* _Task_
Every line holding the string "alaska" should be gathered.

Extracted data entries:
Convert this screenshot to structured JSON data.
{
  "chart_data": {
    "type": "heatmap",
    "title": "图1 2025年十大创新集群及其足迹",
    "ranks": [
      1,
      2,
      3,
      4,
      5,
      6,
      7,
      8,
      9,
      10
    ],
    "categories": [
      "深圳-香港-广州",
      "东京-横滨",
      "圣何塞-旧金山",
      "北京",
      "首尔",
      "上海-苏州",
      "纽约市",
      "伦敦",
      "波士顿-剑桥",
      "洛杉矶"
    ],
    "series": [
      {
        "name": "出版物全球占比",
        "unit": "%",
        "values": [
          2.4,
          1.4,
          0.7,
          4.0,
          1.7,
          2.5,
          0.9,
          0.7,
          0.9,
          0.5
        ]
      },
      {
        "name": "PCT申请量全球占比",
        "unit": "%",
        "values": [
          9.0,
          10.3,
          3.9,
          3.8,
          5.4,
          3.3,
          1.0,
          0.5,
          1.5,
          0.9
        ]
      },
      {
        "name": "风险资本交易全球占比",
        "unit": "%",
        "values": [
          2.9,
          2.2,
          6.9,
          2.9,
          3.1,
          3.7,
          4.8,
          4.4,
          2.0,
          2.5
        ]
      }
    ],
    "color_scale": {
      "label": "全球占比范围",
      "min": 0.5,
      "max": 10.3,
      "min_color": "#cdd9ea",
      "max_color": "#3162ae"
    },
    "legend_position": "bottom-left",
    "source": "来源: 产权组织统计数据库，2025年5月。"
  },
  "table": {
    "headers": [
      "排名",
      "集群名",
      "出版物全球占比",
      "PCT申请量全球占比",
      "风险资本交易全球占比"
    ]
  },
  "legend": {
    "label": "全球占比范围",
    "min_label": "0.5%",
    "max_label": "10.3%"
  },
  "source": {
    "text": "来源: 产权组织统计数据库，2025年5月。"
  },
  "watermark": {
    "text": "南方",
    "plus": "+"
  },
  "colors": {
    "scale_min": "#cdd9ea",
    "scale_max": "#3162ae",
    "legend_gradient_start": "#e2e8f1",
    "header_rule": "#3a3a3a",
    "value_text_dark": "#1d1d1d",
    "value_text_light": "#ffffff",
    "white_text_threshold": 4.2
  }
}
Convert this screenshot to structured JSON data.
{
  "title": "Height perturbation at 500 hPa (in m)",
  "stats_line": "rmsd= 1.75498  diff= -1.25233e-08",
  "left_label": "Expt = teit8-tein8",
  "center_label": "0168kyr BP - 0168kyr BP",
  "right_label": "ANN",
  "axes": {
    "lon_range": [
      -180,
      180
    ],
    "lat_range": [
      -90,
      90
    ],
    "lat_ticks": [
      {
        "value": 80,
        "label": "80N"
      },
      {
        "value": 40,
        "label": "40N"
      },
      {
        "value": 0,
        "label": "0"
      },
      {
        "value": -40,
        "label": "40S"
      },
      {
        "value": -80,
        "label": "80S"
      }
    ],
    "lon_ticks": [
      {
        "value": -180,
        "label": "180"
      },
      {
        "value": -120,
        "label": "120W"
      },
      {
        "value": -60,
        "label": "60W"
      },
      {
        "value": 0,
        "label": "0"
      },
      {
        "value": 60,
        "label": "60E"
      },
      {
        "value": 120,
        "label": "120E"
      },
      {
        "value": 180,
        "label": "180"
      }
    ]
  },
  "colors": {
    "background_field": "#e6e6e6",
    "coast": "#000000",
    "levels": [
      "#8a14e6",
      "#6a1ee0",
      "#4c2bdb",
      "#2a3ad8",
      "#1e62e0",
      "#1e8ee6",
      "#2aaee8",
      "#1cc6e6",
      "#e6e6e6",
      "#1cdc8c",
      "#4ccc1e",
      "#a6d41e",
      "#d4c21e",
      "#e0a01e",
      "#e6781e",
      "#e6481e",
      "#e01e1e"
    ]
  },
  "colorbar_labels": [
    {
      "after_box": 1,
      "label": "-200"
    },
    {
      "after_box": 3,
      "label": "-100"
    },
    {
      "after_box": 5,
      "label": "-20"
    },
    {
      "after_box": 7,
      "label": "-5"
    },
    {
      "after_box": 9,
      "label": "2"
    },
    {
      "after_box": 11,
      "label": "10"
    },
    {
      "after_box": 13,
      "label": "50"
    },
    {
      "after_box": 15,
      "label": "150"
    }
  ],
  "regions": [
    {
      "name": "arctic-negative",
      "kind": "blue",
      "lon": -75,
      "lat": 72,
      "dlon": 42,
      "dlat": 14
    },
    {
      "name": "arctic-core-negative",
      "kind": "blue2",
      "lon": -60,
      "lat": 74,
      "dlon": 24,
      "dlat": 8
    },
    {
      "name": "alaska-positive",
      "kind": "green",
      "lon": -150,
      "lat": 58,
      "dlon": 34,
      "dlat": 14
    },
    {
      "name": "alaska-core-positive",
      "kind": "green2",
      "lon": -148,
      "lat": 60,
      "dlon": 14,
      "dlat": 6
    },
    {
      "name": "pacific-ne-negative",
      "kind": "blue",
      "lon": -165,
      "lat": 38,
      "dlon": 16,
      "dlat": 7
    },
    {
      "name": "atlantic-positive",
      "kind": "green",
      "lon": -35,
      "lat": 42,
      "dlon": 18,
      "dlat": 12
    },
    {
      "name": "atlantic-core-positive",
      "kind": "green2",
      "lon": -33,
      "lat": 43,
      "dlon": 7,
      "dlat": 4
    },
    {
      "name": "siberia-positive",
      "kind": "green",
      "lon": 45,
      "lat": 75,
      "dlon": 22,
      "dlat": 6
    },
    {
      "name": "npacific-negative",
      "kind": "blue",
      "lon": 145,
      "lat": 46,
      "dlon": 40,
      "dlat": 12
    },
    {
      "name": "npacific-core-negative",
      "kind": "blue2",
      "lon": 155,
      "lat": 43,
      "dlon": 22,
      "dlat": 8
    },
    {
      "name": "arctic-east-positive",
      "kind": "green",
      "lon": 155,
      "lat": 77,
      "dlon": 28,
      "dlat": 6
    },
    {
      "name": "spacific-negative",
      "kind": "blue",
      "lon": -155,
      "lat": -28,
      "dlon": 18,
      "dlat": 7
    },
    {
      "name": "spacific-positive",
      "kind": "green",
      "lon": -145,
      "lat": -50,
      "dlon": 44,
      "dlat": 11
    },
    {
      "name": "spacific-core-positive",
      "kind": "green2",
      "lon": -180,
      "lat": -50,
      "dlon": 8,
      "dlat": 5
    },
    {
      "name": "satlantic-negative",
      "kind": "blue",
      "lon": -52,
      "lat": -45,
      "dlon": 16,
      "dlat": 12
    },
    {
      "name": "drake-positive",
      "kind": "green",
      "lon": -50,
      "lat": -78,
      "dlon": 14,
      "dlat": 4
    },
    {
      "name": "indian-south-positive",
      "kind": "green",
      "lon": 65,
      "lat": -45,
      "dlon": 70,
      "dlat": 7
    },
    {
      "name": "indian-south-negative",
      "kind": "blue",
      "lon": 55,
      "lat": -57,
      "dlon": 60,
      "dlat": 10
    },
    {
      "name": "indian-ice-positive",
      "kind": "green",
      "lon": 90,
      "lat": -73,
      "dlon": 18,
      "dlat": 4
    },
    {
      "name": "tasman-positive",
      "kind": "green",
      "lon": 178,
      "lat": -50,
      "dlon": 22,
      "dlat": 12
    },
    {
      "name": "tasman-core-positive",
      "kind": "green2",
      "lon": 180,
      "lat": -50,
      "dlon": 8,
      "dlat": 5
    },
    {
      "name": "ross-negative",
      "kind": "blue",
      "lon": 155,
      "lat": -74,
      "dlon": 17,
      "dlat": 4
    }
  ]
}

* _Task solution_
      "name": "alaska-positive",
      "name": "alaska-core-positive",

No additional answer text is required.